## Given exercise
Gather up the lines with the word "text" in them.

____________________

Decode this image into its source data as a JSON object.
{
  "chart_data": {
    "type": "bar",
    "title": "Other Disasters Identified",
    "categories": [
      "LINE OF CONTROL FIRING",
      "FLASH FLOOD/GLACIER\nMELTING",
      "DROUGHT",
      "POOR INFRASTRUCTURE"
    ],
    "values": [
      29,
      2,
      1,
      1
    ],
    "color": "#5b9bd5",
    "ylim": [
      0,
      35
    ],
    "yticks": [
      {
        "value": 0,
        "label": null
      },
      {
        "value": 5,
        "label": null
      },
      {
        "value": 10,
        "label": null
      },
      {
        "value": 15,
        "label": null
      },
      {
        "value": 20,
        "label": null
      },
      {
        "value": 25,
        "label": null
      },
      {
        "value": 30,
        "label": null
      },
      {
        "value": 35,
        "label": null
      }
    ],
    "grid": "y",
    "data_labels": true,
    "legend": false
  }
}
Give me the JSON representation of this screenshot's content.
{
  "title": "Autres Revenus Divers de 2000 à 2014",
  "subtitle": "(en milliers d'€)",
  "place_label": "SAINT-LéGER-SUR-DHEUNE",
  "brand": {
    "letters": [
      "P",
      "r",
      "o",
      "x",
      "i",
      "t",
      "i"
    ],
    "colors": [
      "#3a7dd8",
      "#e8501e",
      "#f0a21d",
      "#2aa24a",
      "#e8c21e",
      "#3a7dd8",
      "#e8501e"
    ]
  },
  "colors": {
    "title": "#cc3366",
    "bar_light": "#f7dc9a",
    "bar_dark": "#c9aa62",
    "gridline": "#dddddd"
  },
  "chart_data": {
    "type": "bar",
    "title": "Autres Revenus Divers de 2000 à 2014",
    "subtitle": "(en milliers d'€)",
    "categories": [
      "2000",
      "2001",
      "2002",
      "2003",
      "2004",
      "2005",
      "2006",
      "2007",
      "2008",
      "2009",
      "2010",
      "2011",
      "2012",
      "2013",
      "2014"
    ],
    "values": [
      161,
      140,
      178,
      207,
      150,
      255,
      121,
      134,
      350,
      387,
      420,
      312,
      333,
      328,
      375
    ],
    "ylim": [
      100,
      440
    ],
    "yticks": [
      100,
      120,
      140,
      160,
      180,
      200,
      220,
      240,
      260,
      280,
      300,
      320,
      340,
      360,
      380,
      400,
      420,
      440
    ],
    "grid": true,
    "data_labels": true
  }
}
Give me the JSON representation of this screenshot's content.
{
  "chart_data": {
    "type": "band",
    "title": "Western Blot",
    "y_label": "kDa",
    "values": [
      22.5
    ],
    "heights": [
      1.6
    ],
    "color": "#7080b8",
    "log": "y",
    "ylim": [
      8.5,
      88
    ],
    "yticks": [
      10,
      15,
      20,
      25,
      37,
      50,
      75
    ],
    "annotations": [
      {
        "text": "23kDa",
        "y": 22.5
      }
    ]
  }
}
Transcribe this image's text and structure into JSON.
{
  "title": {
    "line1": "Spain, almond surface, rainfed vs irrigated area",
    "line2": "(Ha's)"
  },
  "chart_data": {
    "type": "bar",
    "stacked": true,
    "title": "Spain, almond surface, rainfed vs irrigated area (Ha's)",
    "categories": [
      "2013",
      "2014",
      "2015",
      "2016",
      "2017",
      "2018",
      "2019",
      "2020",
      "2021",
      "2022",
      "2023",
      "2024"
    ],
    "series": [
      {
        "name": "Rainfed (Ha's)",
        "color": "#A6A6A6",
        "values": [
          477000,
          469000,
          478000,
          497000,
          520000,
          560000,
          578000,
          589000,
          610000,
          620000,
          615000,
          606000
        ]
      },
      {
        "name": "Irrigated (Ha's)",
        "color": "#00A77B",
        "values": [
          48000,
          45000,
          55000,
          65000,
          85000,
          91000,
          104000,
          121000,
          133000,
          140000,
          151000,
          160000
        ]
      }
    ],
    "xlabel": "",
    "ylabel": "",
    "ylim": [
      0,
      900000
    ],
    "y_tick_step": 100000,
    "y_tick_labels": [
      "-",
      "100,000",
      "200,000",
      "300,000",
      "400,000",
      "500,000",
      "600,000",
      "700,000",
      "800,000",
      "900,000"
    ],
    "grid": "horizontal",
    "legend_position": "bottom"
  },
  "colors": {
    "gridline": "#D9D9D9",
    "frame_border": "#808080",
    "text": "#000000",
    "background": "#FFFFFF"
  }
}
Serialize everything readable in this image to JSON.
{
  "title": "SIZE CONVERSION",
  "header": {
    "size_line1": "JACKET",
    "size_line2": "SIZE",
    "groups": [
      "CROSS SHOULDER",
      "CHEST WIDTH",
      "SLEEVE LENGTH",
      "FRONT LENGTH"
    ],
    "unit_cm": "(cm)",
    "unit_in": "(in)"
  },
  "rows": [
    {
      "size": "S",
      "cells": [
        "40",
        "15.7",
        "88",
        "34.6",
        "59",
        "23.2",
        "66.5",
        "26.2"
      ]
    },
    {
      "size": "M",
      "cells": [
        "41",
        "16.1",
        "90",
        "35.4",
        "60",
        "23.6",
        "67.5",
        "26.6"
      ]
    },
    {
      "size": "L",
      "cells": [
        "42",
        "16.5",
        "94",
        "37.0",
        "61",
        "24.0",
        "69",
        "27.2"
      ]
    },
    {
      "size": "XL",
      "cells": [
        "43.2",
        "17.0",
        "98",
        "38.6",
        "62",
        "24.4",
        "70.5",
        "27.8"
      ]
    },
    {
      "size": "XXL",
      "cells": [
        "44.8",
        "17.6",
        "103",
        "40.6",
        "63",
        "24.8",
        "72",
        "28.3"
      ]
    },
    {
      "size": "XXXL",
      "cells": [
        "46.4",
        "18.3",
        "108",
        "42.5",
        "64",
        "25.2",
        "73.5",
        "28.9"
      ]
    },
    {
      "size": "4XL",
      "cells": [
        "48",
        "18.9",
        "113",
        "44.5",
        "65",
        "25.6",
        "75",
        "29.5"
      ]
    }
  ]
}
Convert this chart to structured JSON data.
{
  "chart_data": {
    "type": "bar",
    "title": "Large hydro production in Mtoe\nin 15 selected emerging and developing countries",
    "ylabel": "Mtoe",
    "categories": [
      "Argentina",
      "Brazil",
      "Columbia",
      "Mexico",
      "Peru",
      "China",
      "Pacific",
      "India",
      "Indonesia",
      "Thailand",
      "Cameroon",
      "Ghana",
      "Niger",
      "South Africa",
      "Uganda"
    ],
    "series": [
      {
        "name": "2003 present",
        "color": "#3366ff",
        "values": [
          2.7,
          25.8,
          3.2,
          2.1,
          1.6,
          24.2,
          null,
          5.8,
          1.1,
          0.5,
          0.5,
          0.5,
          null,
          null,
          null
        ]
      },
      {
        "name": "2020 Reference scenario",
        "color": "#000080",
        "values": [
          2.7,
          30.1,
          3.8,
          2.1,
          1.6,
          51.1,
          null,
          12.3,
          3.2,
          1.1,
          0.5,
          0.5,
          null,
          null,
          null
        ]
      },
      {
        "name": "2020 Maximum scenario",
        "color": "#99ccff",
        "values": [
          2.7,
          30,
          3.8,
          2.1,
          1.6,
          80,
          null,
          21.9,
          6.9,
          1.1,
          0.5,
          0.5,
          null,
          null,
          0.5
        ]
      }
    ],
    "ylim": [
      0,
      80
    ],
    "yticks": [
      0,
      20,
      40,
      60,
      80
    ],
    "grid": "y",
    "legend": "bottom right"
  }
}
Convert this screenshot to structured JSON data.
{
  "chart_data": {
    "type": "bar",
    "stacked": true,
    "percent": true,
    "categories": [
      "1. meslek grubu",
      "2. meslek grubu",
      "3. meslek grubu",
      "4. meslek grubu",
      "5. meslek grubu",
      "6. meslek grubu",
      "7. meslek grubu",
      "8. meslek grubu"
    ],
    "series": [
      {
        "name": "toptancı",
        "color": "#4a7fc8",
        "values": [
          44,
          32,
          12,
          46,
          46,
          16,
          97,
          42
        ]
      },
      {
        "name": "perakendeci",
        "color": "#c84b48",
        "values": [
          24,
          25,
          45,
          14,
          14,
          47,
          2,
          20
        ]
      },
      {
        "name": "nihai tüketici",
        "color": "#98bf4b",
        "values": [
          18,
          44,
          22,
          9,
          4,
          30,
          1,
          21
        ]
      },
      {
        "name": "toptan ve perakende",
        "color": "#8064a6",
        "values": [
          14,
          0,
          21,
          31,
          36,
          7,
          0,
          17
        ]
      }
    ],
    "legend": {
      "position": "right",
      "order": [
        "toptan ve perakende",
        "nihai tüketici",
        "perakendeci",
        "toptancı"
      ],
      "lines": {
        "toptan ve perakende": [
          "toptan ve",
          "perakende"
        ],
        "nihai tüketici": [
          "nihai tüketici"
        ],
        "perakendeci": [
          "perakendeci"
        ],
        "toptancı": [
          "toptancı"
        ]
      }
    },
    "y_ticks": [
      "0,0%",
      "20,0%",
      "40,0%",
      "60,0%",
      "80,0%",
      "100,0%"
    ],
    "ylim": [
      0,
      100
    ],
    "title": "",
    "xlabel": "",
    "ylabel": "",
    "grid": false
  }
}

____________________

## Result for this task
        "text": "23kDa",
Transcribe this image's text and structure into JSON.
    "text": "#000000",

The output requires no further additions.